--- Given passage Enclosed Below ---

When it comes to tax policy, the mainstream media too often portray Democrats as the party of the middle class and Republicans as the party of tax breaks for big corporations and the wealthiest “1 percent.”

This narrative of class warfare over-simplifies the issue and fails to adequately examine Republican proposals aimed at increasing fairness and expanding opportunity.

Americans should take note of the candidates’ different approaches to tax policy, which tell us a great deal about what we might expect from our next president.

Just this week, former Florida Governor Jeb Bush became the latest candidate to make public his tax plan. Bush’s plan would reduce the number of income tax brackets from seven to three, with rates of 10, 20 and 28 percent. (Today, the highest-earning Americans pay a tax rate of 39.6 percent, and many small businesses file under the individual tax code and face this same rate.)

--- End of Enclosed Given passage ---
--- Material shown Enclosed Below ---

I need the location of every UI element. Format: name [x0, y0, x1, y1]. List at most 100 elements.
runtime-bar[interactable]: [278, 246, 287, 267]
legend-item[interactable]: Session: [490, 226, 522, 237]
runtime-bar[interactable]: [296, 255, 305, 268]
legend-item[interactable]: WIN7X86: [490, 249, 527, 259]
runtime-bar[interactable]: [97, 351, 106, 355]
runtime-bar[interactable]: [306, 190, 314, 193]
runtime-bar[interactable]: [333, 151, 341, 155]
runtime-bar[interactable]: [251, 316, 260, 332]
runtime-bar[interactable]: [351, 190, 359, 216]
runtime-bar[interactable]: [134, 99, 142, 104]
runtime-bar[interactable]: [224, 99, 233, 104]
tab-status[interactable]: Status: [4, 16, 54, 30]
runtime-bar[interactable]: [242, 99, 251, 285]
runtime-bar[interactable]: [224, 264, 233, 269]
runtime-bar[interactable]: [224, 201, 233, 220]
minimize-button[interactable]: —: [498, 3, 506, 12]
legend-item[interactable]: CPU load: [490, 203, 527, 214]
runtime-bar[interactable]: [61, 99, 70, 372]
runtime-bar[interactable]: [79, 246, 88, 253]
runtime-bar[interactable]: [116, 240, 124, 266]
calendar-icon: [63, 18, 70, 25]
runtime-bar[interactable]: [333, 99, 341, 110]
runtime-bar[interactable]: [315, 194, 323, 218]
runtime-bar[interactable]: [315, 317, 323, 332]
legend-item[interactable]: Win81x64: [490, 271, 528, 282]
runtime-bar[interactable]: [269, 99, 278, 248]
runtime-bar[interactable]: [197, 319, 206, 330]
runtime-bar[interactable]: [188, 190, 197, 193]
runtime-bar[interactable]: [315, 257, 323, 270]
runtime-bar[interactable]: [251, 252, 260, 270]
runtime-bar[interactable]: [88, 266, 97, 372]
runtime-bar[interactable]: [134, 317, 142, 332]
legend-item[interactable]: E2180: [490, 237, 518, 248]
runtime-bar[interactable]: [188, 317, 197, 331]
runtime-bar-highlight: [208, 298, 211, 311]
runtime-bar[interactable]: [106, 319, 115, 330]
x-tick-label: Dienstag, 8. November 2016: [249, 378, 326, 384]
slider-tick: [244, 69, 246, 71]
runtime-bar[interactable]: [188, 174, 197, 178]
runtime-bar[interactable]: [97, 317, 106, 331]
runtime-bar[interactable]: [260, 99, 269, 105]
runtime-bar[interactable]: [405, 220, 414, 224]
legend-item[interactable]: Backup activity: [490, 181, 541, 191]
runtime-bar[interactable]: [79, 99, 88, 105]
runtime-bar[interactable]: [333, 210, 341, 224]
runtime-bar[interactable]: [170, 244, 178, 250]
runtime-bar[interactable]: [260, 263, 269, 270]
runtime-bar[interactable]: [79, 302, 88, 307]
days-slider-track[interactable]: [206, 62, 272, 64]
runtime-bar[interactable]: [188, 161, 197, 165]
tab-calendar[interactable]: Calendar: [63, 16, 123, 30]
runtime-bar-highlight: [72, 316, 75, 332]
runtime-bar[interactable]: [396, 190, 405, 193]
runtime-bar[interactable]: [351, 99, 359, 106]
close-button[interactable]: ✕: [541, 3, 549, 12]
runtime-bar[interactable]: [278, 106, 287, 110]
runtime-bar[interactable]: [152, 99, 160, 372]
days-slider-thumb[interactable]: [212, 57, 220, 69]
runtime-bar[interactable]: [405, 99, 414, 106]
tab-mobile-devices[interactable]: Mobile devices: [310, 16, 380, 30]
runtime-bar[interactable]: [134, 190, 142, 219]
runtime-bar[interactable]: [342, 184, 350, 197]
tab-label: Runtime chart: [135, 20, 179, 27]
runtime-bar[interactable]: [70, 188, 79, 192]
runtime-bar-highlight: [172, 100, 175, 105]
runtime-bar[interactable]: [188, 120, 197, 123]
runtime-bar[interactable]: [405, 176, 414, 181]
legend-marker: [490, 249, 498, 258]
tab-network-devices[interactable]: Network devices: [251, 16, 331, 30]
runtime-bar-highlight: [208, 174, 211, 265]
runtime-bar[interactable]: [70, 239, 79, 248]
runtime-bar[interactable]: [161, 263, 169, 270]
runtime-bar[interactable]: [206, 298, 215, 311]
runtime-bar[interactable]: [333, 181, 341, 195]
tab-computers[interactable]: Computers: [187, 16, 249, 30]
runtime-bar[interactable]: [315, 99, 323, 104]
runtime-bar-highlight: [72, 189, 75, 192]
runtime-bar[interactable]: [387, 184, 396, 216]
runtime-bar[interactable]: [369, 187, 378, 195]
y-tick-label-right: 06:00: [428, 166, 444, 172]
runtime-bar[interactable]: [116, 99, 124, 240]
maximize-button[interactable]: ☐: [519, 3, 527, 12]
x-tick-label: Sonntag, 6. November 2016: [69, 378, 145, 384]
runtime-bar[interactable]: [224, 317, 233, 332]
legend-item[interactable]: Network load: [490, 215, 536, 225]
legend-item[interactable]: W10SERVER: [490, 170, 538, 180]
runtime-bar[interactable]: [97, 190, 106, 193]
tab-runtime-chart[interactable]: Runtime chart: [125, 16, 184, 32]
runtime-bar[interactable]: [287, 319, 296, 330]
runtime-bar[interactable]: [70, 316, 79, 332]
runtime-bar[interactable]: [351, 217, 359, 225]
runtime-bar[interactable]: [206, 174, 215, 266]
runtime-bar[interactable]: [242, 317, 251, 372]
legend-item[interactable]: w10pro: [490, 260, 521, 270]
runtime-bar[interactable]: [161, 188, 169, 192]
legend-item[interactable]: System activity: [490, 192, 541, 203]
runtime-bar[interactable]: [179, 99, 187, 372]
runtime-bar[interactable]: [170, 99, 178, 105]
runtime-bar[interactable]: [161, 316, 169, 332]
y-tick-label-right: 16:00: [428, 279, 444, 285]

--- End of Enclosed Material shown ---

- Actions to take
1) In the passage on tax policy, what income tax rates would Jeb Bush's plan set?
2) Carry on the tax policy passage from its final sentence.

- Task results
1) Rates of 10, 20 and 28 percent, across three brackets.

2)
Bush’s tax reform proposal would also reduce our national corporate tax rate from 35 to 20 percent, making America more competitive.  Because it nearly doubles the standard deduction, Bush says his plan would mean that approximately 15 million working Americans would have no federal income tax liability.

Like Bush, Sen. Marco Rubio (R-Fla.) also proposes streamlining the number of tax brackets and lowering the corporate tax rate, although Rubio proposes two (rather than three) brackets and suggests a 25 percent corporate tax rate.  Rubio’s plan also emphasizes family, with a new child tax credit of $2500.

Both the Rubio plan (which he has co-sponsored as legislation along with Sen. Mike Lee, R-UT) and the Bush plan would eliminate, or limit, some popular deductions, credits and loopholes.  While Bush’s plan lowers taxes on capital gains and dividends to 20 percent, Rubio’s plan lowers these rates to zero.

Sen. Rand Paul (R-KY) has proposed a similar, but even more aggressive tax reform that scraps today’s tax code in its entirety and replaces it with one rate for every American: 14.5 percent.  Ben Carson likewise supports a flat tax of 10-15 percent, and Sen. Ted Cruz (R-TX) supports a flat tax at an unspecified level. Mike Huckabee seeks to replace the income tax with a “fair tax” (a flat national sales tax).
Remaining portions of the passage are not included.